*STATED GOAL*:
Go through the entries below and collect each line with the string "JSON" in it.

*Extracted records*:
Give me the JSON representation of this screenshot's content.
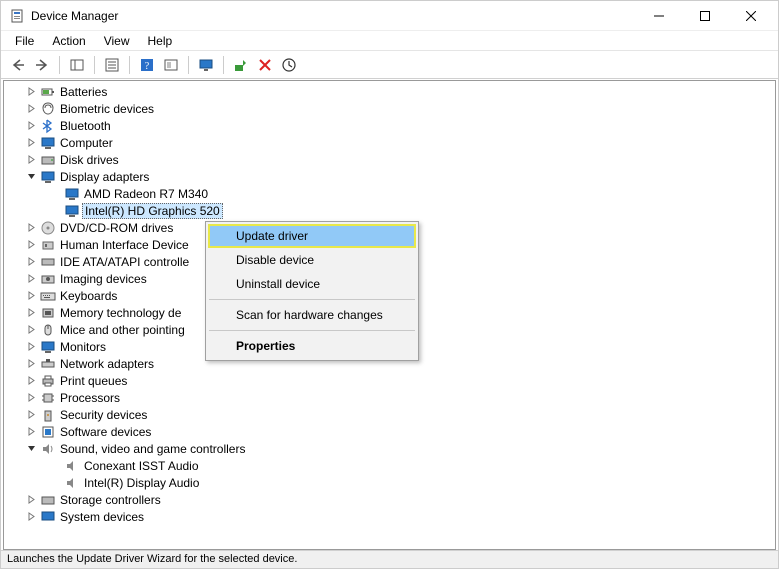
{
  "window": {
    "title": "Device Manager"
  },
  "menu": {
    "file": "File",
    "action": "Action",
    "view": "View",
    "help": "Help"
  },
  "tree": {
    "batteries": "Batteries",
    "biometric": "Biometric devices",
    "bluetooth": "Bluetooth",
    "computer": "Computer",
    "diskdrives": "Disk drives",
    "display": "Display adapters",
    "display_children": {
      "amd": "AMD Radeon R7 M340",
      "intel": "Intel(R) HD Graphics 520"
    },
    "dvd": "DVD/CD-ROM drives",
    "hid": "Human Interface Device",
    "ide": "IDE ATA/ATAPI controlle",
    "imaging": "Imaging devices",
    "keyboards": "Keyboards",
    "memtech": "Memory technology de",
    "mice": "Mice and other pointing",
    "monitors": "Monitors",
    "network": "Network adapters",
    "printqueues": "Print queues",
    "processors": "Processors",
    "security": "Security devices",
    "software": "Software devices",
    "sound": "Sound, video and game controllers",
    "sound_children": {
      "conexant": "Conexant ISST Audio",
      "intel_audio": "Intel(R) Display Audio"
    },
    "storage": "Storage controllers",
    "system": "System devices"
  },
  "context_menu": {
    "update": "Update driver",
    "disable": "Disable device",
    "uninstall": "Uninstall device",
    "scan": "Scan for hardware changes",
    "properties": "Properties"
  },
  "statusbar": {
    "text": "Launches the Update Driver Wizard for the selected device."
  }
}
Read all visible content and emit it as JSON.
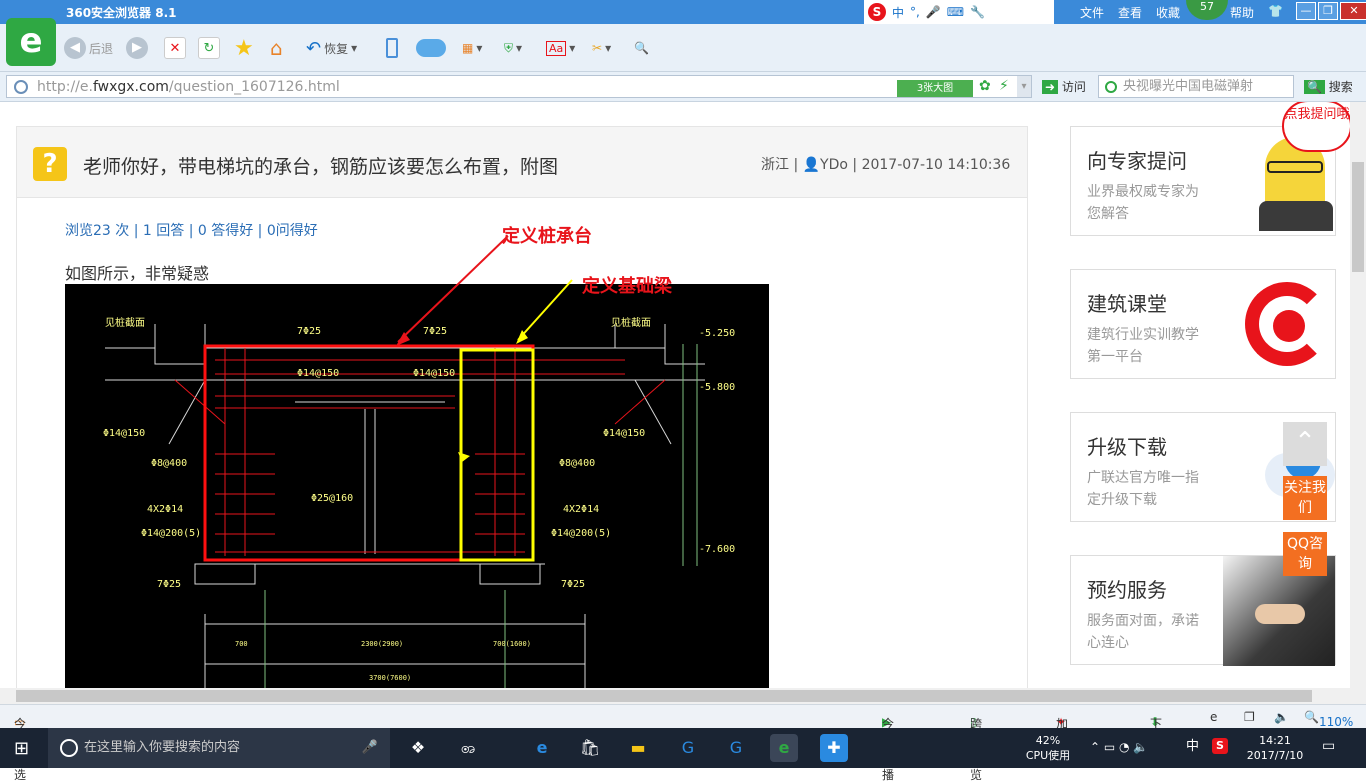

*EXERCISE RESULT*:
Give me the JSON representation of this screenshot's content.
Read all visible content and emit it as JSON.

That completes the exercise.